■ **INSTRUCTIONS TO FOLLOW**
All of the material should be reproduced exactly, with pictures left out.

■ **RAW RECORDS**
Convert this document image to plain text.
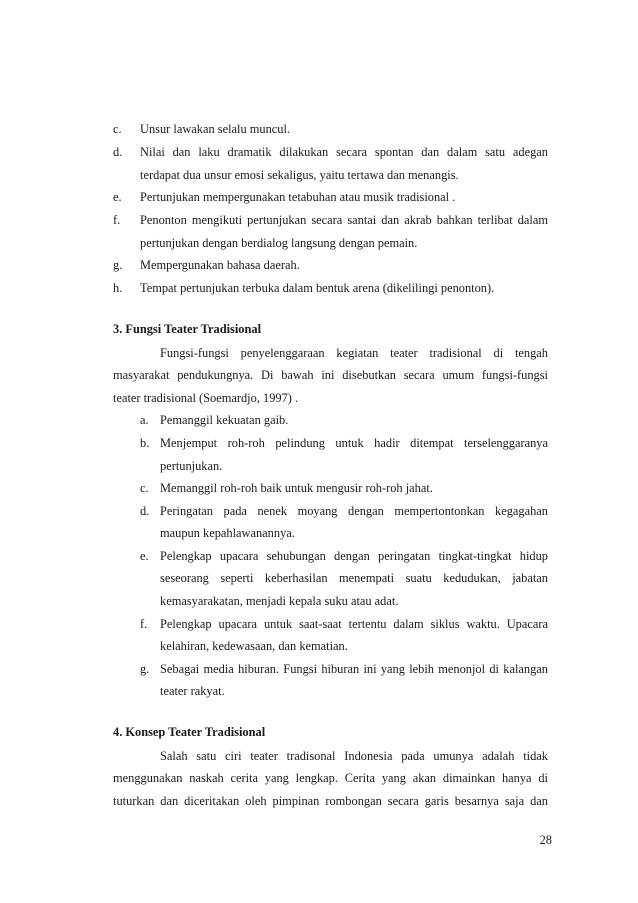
c. Unsur lawakan selalu muncul.
d. Nilai dan laku dramatik dilakukan secara spontan dan dalam satu adegan
terdapat dua unsur emosi sekaligus, yaitu tertawa dan menangis.
e. Pertunjukan mempergunakan tetabuhan atau musik tradisional .
f. Penonton mengikuti pertunjukan secara santai dan akrab bahkan terlibat dalam
pertunjukan dengan berdialog langsung dengan pemain.
g. Mempergunakan bahasa daerah.
h. Tempat pertunjukan terbuka dalam bentuk arena (dikelilingi penonton).
3. Fungsi Teater Tradisional
Fungsi-fungsi penyelenggaraan kegiatan teater tradisional di tengah
masyarakat pendukungnya. Di bawah ini disebutkan secara umum fungsi-fungsi
teater tradisional (Soemardjo, 1997) .
a. Pemanggil kekuatan gaib.
b. Menjemput roh-roh pelindung untuk hadir ditempat terselenggaranya
pertunjukan.
c. Memanggil roh-roh baik untuk mengusir roh-roh jahat.
d. Peringatan pada nenek moyang dengan mempertontonkan kegagahan
maupun kepahlawanannya.
e. Pelengkap upacara sehubungan dengan peringatan tingkat-tingkat hidup
seseorang seperti keberhasilan menempati suatu kedudukan, jabatan
kemasyarakatan, menjadi kepala suku atau adat.
f. Pelengkap upacara untuk saat-saat tertentu dalam siklus waktu. Upacara
kelahiran, kedewasaan, dan kematian.
g. Sebagai media hiburan. Fungsi hiburan ini yang lebih menonjol di kalangan
teater rakyat.
4. Konsep Teater Tradisional
Salah satu ciri teater tradisonal Indonesia pada umunya adalah tidak
menggunakan naskah cerita yang lengkap. Cerita yang akan dimainkan hanya di
tuturkan dan diceritakan oleh pimpinan rombongan secara garis besarnya saja dan
28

■ **RESPONSE BELOW**
Convert this document image to plain text.
c. Unsur lawakan selalu muncul.
d. Nilai dan laku dramatik dilakukan secara spontan dan dalam satu adegan
terdapat dua unsur emosi sekaligus, yaitu tertawa dan menangis.
e. Pertunjukan mempergunakan tetabuhan atau musik tradisional .
f. Penonton mengikuti pertunjukan secara santai dan akrab bahkan terlibat dalam
pertunjukan dengan berdialog langsung dengan pemain.
g. Mempergunakan bahasa daerah.
h. Tempat pertunjukan terbuka dalam bentuk arena (dikelilingi penonton).
3. Fungsi Teater Tradisional
Fungsi-fungsi penyelenggaraan kegiatan teater tradisional di tengah
masyarakat pendukungnya. Di bawah ini disebutkan secara umum fungsi-fungsi
teater tradisional (Soemardjo, 1997) .
a. Pemanggil kekuatan gaib.
b. Menjemput roh-roh pelindung untuk hadir ditempat terselenggaranya
pertunjukan.
c. Memanggil roh-roh baik untuk mengusir roh-roh jahat.
d. Peringatan pada nenek moyang dengan mempertontonkan kegagahan
maupun kepahlawanannya.
e. Pelengkap upacara sehubungan dengan peringatan tingkat-tingkat hidup
seseorang seperti keberhasilan menempati suatu kedudukan, jabatan
kemasyarakatan, menjadi kepala suku atau adat.
f. Pelengkap upacara untuk saat-saat tertentu dalam siklus waktu. Upacara
kelahiran, kedewasaan, dan kematian.
g. Sebagai media hiburan. Fungsi hiburan ini yang lebih menonjol di kalangan
teater rakyat.
4. Konsep Teater Tradisional
Salah satu ciri teater tradisonal Indonesia pada umunya adalah tidak
menggunakan naskah cerita yang lengkap. Cerita yang akan dimainkan hanya di
tuturkan dan diceritakan oleh pimpinan rombongan secara garis besarnya saja dan
28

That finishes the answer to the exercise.